## The exercise
Write out all the data again, exactly as it stands.

··· Raw records

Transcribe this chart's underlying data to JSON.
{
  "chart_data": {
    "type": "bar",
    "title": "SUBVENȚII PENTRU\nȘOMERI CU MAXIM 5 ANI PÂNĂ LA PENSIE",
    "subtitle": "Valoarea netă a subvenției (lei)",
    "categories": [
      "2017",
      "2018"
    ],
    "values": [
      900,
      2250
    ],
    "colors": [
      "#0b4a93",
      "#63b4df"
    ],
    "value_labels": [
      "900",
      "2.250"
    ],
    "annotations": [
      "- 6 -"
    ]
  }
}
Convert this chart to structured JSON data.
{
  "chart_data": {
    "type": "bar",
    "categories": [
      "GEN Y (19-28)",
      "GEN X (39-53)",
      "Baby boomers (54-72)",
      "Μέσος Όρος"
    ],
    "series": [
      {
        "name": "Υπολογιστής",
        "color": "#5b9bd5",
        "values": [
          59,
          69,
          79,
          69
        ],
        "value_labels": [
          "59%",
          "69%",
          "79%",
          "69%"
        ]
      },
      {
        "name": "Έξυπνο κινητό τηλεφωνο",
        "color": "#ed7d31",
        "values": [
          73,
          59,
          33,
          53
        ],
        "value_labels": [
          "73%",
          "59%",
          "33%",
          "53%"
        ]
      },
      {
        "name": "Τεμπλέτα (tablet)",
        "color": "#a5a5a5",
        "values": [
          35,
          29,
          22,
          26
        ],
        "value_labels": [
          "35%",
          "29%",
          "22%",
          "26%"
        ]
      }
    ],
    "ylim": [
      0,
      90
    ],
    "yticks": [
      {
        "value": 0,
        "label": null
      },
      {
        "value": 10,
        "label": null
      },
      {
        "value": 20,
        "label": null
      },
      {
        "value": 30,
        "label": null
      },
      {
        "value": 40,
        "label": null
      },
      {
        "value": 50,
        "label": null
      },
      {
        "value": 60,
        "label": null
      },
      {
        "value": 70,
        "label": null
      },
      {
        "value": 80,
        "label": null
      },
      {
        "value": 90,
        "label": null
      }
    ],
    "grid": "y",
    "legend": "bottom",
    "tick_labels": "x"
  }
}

······

## Full response
Transcribe this chart's underlying data to JSON.
{
  "chart_data": {
    "type": "bar",
    "title": "SUBVENȚII PENTRU\nȘOMERI CU MAXIM 5 ANI PÂNĂ LA PENSIE",
    "subtitle": "Valoarea netă a subvenției (lei)",
    "categories": [
      "2017",
      "2018"
    ],
    "values": [
      900,
      2250
    ],
    "colors": [
      "#0b4a93",
      "#63b4df"
    ],
    "value_labels": [
      "900",
      "2.250"
    ],
    "annotations": [
      "- 6 -"
    ]
  }
}
Convert this chart to structured JSON data.
{
  "chart_data": {
    "type": "bar",
    "categories": [
      "GEN Y (19-28)",
      "GEN X (39-53)",
      "Baby boomers (54-72)",
      "Μέσος Όρος"
    ],
    "series": [
      {
        "name": "Υπολογιστής",
        "color": "#5b9bd5",
        "values": [
          59,
          69,
          79,
          69
        ],
        "value_labels": [
          "59%",
          "69%",
          "79%",
          "69%"
        ]
      },
      {
        "name": "Έξυπνο κινητό τηλεφωνο",
        "color": "#ed7d31",
        "values": [
          73,
          59,
          33,
          53
        ],
        "value_labels": [
          "73%",
          "59%",
          "33%",
          "53%"
        ]
      },
      {
        "name": "Τεμπλέτα (tablet)",
        "color": "#a5a5a5",
        "values": [
          35,
          29,
          22,
          26
        ],
        "value_labels": [
          "35%",
          "29%",
          "22%",
          "26%"
        ]
      }
    ],
    "ylim": [
      0,
      90
    ],
    "yticks": [
      {
        "value": 0,
        "label": null
      },
      {
        "value": 10,
        "label": null
      },
      {
        "value": 20,
        "label": null
      },
      {
        "value": 30,
        "label": null
      },
      {
        "value": 40,
        "label": null
      },
      {
        "value": 50,
        "label": null
      },
      {
        "value": 60,
        "label": null
      },
      {
        "value": 70,
        "label": null
      },
      {
        "value": 80,
        "label": null
      },
      {
        "value": 90,
        "label": null
      }
    ],
    "grid": "y",
    "legend": "bottom",
    "tick_labels": "x"
  }
}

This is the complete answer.